(Stored data entries)
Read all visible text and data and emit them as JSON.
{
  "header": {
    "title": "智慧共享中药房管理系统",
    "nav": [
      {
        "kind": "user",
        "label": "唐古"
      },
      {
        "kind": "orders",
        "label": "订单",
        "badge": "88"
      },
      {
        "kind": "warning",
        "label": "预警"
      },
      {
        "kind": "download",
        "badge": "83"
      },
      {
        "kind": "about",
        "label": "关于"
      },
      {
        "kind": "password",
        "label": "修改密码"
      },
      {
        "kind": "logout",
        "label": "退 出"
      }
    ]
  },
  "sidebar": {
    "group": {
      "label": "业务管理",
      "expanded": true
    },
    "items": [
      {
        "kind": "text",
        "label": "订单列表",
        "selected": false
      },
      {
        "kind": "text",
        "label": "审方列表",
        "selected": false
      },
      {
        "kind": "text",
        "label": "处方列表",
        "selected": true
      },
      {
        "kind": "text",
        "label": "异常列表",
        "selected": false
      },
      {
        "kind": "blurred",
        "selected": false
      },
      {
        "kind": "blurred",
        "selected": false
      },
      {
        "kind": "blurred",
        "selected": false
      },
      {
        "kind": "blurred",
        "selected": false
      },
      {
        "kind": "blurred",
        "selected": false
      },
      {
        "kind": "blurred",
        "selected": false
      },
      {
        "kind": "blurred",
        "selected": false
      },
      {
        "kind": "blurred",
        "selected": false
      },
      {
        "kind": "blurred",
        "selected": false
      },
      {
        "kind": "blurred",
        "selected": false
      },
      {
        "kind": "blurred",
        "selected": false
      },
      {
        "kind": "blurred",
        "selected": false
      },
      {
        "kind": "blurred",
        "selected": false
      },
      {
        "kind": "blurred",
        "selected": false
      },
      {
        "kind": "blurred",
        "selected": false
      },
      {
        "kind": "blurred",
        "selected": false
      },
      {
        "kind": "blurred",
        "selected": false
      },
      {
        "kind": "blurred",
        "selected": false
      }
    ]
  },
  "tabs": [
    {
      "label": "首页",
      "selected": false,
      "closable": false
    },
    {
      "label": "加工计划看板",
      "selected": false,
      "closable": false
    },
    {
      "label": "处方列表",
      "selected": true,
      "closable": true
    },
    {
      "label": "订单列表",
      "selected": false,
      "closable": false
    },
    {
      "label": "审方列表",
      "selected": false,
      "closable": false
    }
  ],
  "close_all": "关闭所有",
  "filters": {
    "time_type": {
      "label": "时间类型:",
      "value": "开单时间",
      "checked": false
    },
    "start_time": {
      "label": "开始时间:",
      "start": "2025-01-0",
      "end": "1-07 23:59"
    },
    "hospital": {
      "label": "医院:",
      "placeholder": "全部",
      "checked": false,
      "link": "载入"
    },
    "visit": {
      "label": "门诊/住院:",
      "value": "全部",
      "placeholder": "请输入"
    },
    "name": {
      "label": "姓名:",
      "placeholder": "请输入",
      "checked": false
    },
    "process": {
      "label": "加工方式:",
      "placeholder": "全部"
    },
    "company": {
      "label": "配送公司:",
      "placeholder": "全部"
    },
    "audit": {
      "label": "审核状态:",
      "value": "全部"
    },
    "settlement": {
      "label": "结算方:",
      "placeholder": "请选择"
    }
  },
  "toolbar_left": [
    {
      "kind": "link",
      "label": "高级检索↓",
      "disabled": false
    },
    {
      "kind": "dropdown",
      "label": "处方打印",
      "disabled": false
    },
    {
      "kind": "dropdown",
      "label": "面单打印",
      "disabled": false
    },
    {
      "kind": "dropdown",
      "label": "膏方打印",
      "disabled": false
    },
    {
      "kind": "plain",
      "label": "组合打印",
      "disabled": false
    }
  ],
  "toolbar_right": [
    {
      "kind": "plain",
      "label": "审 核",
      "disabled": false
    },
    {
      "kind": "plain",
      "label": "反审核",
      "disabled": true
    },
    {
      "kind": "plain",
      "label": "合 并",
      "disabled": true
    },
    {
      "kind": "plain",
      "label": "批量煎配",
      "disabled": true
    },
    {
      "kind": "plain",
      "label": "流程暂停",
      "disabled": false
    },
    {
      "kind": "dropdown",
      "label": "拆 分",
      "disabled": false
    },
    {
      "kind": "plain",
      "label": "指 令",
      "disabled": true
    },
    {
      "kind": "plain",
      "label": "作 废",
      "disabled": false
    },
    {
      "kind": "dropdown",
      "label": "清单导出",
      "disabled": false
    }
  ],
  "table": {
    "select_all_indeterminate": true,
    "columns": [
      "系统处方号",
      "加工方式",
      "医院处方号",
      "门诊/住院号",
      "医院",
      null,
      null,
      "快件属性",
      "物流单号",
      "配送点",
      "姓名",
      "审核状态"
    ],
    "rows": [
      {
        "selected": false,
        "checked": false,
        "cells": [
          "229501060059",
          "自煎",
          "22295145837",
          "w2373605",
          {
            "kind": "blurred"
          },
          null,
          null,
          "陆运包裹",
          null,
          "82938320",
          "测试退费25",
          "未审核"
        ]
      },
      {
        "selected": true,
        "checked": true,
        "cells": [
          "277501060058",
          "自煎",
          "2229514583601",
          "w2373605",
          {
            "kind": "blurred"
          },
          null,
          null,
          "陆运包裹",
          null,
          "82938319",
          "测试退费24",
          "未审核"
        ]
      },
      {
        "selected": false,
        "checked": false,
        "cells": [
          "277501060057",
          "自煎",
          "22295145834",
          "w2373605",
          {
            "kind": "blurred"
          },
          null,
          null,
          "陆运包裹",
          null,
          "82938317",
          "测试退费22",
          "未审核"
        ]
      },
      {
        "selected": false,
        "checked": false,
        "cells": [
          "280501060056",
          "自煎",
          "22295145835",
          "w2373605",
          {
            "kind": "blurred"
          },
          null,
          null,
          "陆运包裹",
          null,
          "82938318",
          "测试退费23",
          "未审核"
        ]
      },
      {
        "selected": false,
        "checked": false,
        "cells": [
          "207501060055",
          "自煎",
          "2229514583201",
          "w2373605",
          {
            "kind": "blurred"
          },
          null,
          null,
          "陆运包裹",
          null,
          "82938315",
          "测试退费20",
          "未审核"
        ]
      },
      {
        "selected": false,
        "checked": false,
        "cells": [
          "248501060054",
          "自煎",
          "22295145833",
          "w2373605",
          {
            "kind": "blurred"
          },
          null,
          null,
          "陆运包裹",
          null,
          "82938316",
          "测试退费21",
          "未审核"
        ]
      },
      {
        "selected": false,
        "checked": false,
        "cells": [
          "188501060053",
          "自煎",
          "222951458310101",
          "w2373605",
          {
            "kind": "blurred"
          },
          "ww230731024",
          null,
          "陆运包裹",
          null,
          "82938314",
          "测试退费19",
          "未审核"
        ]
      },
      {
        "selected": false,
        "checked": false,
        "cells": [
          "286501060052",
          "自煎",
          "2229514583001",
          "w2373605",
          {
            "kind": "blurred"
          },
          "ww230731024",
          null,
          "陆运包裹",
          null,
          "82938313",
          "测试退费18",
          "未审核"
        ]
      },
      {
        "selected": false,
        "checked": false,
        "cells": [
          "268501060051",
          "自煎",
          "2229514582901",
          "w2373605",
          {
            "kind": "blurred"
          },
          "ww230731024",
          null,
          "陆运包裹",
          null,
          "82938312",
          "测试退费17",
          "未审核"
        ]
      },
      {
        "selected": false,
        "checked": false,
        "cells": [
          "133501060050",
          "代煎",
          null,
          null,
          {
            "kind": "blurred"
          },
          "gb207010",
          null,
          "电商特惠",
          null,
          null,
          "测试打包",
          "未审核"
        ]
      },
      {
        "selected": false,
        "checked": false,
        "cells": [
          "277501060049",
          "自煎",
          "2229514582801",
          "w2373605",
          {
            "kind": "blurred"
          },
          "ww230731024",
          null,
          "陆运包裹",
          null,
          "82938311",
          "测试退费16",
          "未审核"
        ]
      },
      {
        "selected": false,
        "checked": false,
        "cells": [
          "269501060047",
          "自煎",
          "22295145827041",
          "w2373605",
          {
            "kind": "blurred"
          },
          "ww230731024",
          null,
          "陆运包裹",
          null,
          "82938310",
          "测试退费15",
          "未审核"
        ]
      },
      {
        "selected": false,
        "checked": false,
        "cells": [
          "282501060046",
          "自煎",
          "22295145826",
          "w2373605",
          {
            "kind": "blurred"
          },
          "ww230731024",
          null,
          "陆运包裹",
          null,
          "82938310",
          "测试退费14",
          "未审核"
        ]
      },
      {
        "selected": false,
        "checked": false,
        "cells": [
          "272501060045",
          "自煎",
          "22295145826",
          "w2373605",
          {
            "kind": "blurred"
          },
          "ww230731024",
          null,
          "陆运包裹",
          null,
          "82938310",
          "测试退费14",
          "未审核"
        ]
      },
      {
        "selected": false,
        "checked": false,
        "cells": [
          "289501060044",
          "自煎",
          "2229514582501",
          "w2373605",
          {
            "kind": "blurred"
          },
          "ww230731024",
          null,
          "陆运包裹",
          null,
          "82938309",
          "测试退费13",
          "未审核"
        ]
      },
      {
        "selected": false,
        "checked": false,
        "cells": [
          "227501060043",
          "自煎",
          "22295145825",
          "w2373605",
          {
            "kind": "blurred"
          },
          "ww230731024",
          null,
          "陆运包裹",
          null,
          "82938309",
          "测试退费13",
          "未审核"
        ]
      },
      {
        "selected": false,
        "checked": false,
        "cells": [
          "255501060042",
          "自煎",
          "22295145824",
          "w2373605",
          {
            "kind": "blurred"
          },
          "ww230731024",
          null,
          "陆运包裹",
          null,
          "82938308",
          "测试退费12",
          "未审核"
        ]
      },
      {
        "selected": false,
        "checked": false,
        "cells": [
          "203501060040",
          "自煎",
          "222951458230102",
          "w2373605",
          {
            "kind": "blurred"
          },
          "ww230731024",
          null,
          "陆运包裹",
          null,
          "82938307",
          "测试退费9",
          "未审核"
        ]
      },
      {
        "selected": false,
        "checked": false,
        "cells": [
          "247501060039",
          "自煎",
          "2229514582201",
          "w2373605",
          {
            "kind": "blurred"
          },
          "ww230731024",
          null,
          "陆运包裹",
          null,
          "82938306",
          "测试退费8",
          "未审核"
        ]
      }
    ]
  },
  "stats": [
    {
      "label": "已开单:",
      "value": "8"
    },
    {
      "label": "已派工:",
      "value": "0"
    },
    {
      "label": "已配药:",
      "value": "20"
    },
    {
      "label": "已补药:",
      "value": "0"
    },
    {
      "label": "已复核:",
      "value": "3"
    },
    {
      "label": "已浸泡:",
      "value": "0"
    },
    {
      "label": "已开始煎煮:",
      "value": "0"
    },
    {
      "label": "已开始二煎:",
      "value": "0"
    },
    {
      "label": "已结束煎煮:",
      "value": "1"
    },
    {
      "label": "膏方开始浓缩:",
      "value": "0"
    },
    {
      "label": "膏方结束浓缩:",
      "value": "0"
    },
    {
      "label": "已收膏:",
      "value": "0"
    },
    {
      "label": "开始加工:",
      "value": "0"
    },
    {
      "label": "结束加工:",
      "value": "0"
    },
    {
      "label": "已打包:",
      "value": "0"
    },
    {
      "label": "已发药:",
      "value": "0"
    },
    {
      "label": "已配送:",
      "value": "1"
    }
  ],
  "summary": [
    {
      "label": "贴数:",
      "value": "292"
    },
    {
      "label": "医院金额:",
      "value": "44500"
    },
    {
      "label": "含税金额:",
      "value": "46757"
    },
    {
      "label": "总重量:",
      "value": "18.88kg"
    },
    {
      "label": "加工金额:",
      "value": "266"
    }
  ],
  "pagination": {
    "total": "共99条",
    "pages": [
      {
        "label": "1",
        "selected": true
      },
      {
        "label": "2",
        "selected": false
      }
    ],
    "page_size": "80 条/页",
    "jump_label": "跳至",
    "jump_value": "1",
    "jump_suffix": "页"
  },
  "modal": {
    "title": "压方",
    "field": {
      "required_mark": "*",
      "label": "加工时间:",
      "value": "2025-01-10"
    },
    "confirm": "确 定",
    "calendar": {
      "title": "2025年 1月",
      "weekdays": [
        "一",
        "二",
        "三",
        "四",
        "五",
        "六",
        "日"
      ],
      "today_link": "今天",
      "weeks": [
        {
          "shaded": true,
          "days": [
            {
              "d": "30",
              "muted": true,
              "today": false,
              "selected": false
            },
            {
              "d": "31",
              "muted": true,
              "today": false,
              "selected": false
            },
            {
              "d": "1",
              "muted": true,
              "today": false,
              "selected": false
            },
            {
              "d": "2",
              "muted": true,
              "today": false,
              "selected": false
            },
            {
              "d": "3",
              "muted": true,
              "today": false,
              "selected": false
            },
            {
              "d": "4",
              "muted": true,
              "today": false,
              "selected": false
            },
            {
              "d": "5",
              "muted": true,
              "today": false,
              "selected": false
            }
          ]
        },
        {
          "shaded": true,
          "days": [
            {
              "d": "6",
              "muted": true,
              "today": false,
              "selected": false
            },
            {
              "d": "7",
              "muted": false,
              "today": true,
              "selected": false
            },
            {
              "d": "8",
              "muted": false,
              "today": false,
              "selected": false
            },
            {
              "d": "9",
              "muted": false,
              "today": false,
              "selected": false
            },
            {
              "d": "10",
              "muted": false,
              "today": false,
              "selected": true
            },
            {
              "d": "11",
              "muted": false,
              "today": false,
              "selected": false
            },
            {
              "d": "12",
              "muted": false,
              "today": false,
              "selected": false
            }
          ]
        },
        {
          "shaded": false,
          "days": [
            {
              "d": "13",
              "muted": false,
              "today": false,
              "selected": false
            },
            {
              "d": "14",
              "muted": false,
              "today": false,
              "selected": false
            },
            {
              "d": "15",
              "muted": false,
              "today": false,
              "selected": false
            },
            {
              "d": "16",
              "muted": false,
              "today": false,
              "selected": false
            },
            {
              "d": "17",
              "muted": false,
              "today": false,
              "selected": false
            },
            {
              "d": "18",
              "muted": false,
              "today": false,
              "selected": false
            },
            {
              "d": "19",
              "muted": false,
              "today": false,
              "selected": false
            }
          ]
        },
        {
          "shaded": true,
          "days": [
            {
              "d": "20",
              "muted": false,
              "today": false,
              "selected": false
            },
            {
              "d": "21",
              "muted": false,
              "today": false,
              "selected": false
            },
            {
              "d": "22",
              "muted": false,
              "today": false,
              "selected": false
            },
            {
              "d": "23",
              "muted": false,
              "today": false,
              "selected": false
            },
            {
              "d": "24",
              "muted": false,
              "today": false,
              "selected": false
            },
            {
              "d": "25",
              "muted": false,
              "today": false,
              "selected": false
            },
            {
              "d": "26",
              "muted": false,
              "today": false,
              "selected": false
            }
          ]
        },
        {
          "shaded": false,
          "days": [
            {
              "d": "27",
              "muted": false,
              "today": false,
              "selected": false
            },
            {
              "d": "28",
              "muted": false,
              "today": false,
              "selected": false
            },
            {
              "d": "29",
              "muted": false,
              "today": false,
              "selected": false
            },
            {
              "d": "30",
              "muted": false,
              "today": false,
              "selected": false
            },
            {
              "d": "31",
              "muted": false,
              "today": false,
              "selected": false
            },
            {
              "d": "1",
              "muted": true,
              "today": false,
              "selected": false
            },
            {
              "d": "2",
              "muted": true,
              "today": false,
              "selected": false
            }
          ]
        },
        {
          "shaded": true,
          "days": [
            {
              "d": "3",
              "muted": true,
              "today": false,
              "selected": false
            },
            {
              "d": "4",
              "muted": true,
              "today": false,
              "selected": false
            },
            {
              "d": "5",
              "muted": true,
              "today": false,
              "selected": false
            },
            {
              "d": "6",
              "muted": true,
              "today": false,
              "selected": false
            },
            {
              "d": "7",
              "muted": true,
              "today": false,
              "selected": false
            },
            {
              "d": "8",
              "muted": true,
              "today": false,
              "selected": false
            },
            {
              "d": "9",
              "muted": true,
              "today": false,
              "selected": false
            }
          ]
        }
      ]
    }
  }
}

## Exercise directions
Among the entries, how many lines contain the string "title"? Give the number without anything else.

## Reply
3